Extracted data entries

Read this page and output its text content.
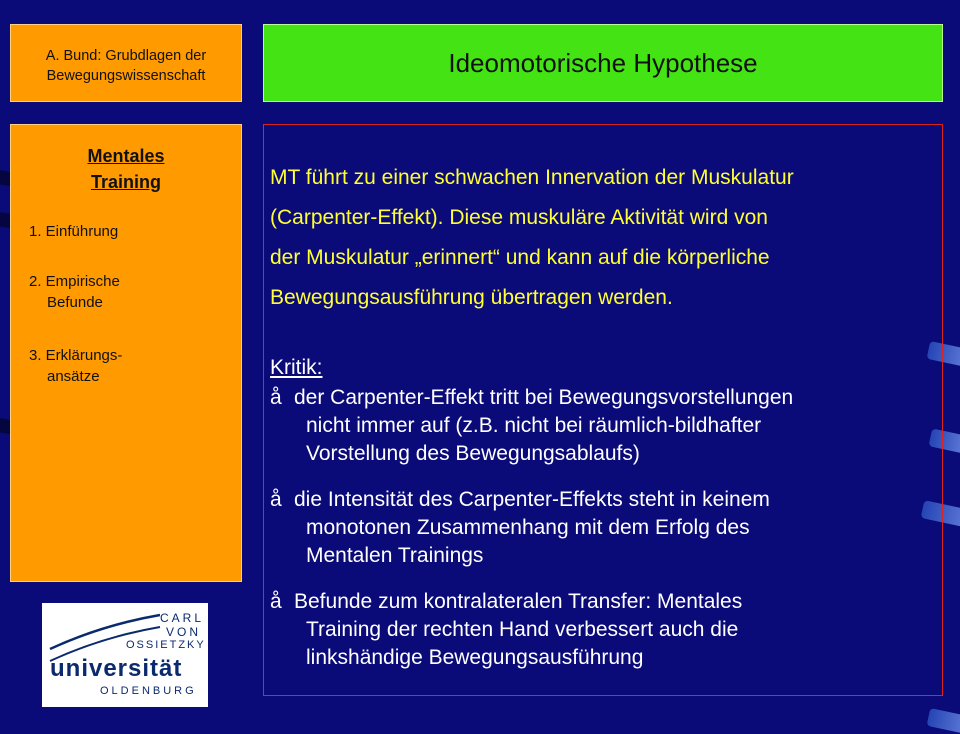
A. Bund: Grubdlagen der
Bewegungswissenschaft	Ideomotorische Hypothese
Mentales
Training
1. Einführung
2. Empirische
Befunde
3. Erklärungs-
ansätze
MT führt zu einer schwachen Innervation der Muskulatur
(Carpenter-Effekt). Diese muskuläre Aktivität wird von
der Muskulatur „erinnert“ und kann auf die körperliche
Bewegungsausführung übertragen werden.
Kritik:
å der Carpenter-Effekt tritt bei Bewegungsvorstellungen
nicht immer auf (z.B. nicht bei räumlich-bildhafter
Vorstellung des Bewegungsablaufs)
å die Intensität des Carpenter-Effekts steht in keinem
monotonen Zusammenhang mit dem Erfolg des
Mentalen Trainings
å Befunde zum kontralateralen Transfer: Mentales
Training der rechten Hand verbessert auch die
linkshändige Bewegungsausführung
CARL
VON
OSSIETZKY
universität
OLDENBURG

▸ **EXERCISE REQUIREMENTS**: Reproduce all of the material above word for word. Omit the pictures.

▸ **THE REPLY**:
Read this page and output its text content.
A. Bund: Grubdlagen der
Bewegungswissenschaft	Ideomotorische Hypothese
Mentales
Training
1. Einführung
2. Empirische
Befunde
3. Erklärungs-
ansätze
MT führt zu einer schwachen Innervation der Muskulatur
(Carpenter-Effekt). Diese muskuläre Aktivität wird von
der Muskulatur „erinnert“ und kann auf die körperliche
Bewegungsausführung übertragen werden.
Kritik:
å der Carpenter-Effekt tritt bei Bewegungsvorstellungen
nicht immer auf (z.B. nicht bei räumlich-bildhafter
Vorstellung des Bewegungsablaufs)
å die Intensität des Carpenter-Effekts steht in keinem
monotonen Zusammenhang mit dem Erfolg des
Mentalen Trainings
å Befunde zum kontralateralen Transfer: Mentales
Training der rechten Hand verbessert auch die
linkshändige Bewegungsausführung
CARL
VON
OSSIETZKY
universität
OLDENBURG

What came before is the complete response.